Excerpted text below:

Been waiting days to get approval to download this from huggingface. What's up with that?
Alternative downloads exist. You can find torrents, and match checksums against the HF downloads, but there are also mirrors and clones right there in HF which you can download without even having to log in.
I was approved within about 10 minutes for "Segment Anything 3"
same here, didn't get approval
Miss the old segment anything page, used it a lot. This UI I found very complex to use
Same.
Checkout https://github.com/MiscellaneousStuff/meta-sam-demo
It's a rip of the previous sam playground. I use it for a bunch of things.
Sam 3 is incredible. I'm surprised it's not getting more attention.
> I'm surprised it's not getting more attention.
Remember, it's not the idea, it's the marketing!
This would be convenient for post-production and editing of video, e.g. to aid colour grading in Davinci Resolve. Currently a lot of manual labour goes into tracking and hand-masking in grading.
[dead]
I do a test on multimodal LLMs where I show them a dog with 5 legs, and ask them to count how many legs the dog has. So far none of them can do it. They all say "4 legs".

End of Excerpted text.
Provided information below:

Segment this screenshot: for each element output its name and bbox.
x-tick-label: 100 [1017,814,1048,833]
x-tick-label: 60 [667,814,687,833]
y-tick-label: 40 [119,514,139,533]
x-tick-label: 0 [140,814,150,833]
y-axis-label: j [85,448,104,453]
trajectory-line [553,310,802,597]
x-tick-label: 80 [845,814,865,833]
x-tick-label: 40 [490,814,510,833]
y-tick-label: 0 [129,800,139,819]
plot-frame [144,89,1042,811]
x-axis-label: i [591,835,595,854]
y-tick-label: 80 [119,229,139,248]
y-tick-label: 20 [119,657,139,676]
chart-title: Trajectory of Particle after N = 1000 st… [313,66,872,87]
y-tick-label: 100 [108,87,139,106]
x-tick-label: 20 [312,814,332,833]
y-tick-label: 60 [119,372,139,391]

End of Provided information.

• Description of the task:
Continue the forum thread about Segment Anything 3 from its last post.

• Response area:
Segment anything however was able to segment all 5 dog legs when prompted to. Which means that meta is doing something else under the hood here, and may lend itself to a very powerful future LLM.
Right now some of the biggest complaints people have with LLMs stems from their incompetence processing visual data. Maybe meta is onto something here.
Segmentation doesn't need to count legs. I'd guess something like YOLO could segment 5 legged dogs too.
YOLO is not a segmentation model.
https://docs.ultralytics.com/tasks/segment/
Thanks! TIL there's a class of segmentation models with the YOLO naming scheme.
I thought it was a joke about YAML
Lol you obviously haven't seen what cheats for FPS games look like in the last 3 years.
https://github.com/Babyhamsta/Aimmy
You don’t need segmentation to count legs. Object detection can do that. DeepLabCut from 2020 perhaps.
I doubt that gemini 3 cannot do it.